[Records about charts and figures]
** Begin **
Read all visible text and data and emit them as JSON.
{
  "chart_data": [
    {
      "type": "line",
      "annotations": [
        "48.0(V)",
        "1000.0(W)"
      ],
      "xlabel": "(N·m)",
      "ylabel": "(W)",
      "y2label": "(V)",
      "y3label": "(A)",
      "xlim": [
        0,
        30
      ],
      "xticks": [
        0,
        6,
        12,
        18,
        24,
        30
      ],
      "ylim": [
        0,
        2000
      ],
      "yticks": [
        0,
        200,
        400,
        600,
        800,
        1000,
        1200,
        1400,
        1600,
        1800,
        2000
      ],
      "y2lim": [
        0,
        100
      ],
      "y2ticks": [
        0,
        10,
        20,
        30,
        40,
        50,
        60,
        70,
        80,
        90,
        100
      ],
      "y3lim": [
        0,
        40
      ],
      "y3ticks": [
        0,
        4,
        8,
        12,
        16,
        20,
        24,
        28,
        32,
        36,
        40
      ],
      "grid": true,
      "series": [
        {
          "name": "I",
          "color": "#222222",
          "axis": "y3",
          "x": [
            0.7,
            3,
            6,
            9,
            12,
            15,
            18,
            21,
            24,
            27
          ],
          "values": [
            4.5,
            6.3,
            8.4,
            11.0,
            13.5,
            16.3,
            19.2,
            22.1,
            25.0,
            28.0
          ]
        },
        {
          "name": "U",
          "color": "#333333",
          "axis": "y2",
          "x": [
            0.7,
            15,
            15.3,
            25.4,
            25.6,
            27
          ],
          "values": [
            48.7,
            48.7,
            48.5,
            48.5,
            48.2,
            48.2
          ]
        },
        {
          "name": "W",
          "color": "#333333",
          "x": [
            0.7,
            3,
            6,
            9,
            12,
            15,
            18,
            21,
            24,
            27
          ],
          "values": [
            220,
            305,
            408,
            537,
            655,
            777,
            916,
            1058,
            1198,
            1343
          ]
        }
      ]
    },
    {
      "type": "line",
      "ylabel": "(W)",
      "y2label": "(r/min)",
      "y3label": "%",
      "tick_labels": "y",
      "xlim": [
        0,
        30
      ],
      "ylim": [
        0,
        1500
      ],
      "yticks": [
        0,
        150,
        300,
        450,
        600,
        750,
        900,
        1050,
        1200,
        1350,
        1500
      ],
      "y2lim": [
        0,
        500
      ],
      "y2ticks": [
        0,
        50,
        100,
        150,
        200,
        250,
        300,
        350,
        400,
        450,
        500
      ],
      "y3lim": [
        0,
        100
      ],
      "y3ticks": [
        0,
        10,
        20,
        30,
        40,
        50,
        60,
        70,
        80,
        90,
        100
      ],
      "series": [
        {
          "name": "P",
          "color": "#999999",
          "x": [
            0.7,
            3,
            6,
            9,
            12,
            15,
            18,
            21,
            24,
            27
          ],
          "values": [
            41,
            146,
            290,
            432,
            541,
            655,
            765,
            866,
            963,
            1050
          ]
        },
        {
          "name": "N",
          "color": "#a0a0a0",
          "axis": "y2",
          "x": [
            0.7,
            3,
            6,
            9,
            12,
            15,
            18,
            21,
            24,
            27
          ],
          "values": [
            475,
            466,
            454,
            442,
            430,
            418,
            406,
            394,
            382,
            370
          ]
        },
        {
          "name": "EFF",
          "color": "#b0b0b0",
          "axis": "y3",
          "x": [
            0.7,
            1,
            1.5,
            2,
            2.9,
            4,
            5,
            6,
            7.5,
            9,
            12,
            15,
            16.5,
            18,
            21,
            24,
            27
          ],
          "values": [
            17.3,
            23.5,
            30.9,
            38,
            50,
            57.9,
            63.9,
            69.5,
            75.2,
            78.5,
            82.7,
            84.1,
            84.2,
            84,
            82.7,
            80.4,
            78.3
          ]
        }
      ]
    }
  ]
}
** End **
PROBLEM STATEMENT:
Repeat the records above exactly as they appear.

EXERCISE RESPONSE:
Read all visible text and data and emit them as JSON.
{
  "chart_data": [
    {
      "type": "line",
      "annotations": [
        "48.0(V)",
        "1000.0(W)"
      ],
      "xlabel": "(N·m)",
      "ylabel": "(W)",
      "y2label": "(V)",
      "y3label": "(A)",
      "xlim": [
        0,
        30
      ],
      "xticks": [
        0,
        6,
        12,
        18,
        24,
        30
      ],
      "ylim": [
        0,
        2000
      ],
      "yticks": [
        0,
        200,
        400,
        600,
        800,
        1000,
        1200,
        1400,
        1600,
        1800,
        2000
      ],
      "y2lim": [
        0,
        100
      ],
      "y2ticks": [
        0,
        10,
        20,
        30,
        40,
        50,
        60,
        70,
        80,
        90,
        100
      ],
      "y3lim": [
        0,
        40
      ],
      "y3ticks": [
        0,
        4,
        8,
        12,
        16,
        20,
        24,
        28,
        32,
        36,
        40
      ],
      "grid": true,
      "series": [
        {
          "name": "I",
          "color": "#222222",
          "axis": "y3",
          "x": [
            0.7,
            3,
            6,
            9,
            12,
            15,
            18,
            21,
            24,
            27
          ],
          "values": [
            4.5,
            6.3,
            8.4,
            11.0,
            13.5,
            16.3,
            19.2,
            22.1,
            25.0,
            28.0
          ]
        },
        {
          "name": "U",
          "color": "#333333",
          "axis": "y2",
          "x": [
            0.7,
            15,
            15.3,
            25.4,
            25.6,
            27
          ],
          "values": [
            48.7,
            48.7,
            48.5,
            48.5,
            48.2,
            48.2
          ]
        },
        {
          "name": "W",
          "color": "#333333",
          "x": [
            0.7,
            3,
            6,
            9,
            12,
            15,
            18,
            21,
            24,
            27
          ],
          "values": [
            220,
            305,
            408,
            537,
            655,
            777,
            916,
            1058,
            1198,
            1343
          ]
        }
      ]
    },
    {
      "type": "line",
      "ylabel": "(W)",
      "y2label": "(r/min)",
      "y3label": "%",
      "tick_labels": "y",
      "xlim": [
        0,
        30
      ],
      "ylim": [
        0,
        1500
      ],
      "yticks": [
        0,
        150,
        300,
        450,
        600,
        750,
        900,
        1050,
        1200,
        1350,
        1500
      ],
      "y2lim": [
        0,
        500
      ],
      "y2ticks": [
        0,
        50,
        100,
        150,
        200,
        250,
        300,
        350,
        400,
        450,
        500
      ],
      "y3lim": [
        0,
        100
      ],
      "y3ticks": [
        0,
        10,
        20,
        30,
        40,
        50,
        60,
        70,
        80,
        90,
        100
      ],
      "series": [
        {
          "name": "P",
          "color": "#999999",
          "x": [
            0.7,
            3,
            6,
            9,
            12,
            15,
            18,
            21,
            24,
            27
          ],
          "values": [
            41,
            146,
            290,
            432,
            541,
            655,
            765,
            866,
            963,
            1050
          ]
        },
        {
          "name": "N",
          "color": "#a0a0a0",
          "axis": "y2",
          "x": [
            0.7,
            3,
            6,
            9,
            12,
            15,
            18,
            21,
            24,
            27
          ],
          "values": [
            475,
            466,
            454,
            442,
            430,
            418,
            406,
            394,
            382,
            370
          ]
        },
        {
          "name": "EFF",
          "color": "#b0b0b0",
          "axis": "y3",
          "x": [
            0.7,
            1,
            1.5,
            2,
            2.9,
            4,
            5,
            6,
            7.5,
            9,
            12,
            15,
            16.5,
            18,
            21,
            24,
            27
          ],
          "values": [
            17.3,
            23.5,
            30.9,
            38,
            50,
            57.9,
            63.9,
            69.5,
            75.2,
            78.5,
            82.7,
            84.1,
            84.2,
            84,
            82.7,
            80.4,
            78.3
          ]
        }
      ]
    }
  ]
}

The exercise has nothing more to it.